--- Given request ---
Seek out every line containing the word "функция", and copy each.
────
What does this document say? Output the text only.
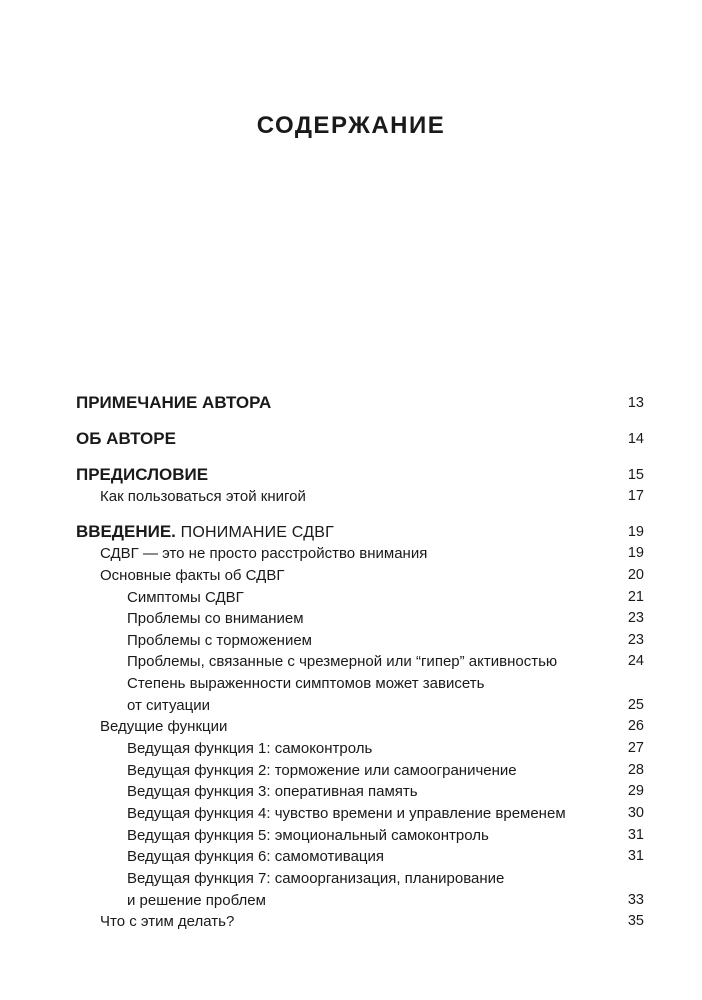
СОДЕРЖАНИЕ
ПРИМЕЧАНИЕ АВТОРА	13
ОБ АВТОРЕ	14
ПРЕДИСЛОВИЕ	15
Как пользоваться этой книгой	17
ВВЕДЕНИЕ. ПОНИМАНИЕ СДВГ	19
СДВГ — это не просто расстройство внимания	19
Основные факты об СДВГ	20
Симптомы СДВГ	21
Проблемы со вниманием	23
Проблемы с торможением	23
Проблемы, связанные с чрезмерной или “гипер” активностью	24
Степень выраженности симптомов может зависеть
от ситуации	25
Ведущие функции	26
Ведущая функция 1: самоконтроль	27
Ведущая функция 2: торможение или самоограничение	28
Ведущая функция 3: оперативная память	29
Ведущая функция 4: чувство времени и управление временем	30
Ведущая функция 5: эмоциональный самоконтроль	31
Ведущая функция 6: самомотивация	31
Ведущая функция 7: самоорганизация, планирование
и решение проблем	33
Что с этим делать?	35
────
--- Task answer ---
Ведущая функция 1: самоконтроль	27
Ведущая функция 2: торможение или самоограничение	28
Ведущая функция 3: оперативная память	29
Ведущая функция 4: чувство времени и управление временем	30
Ведущая функция 5: эмоциональный самоконтроль	31
Ведущая функция 6: самомотивация	31
Ведущая функция 7: самоорганизация, планирование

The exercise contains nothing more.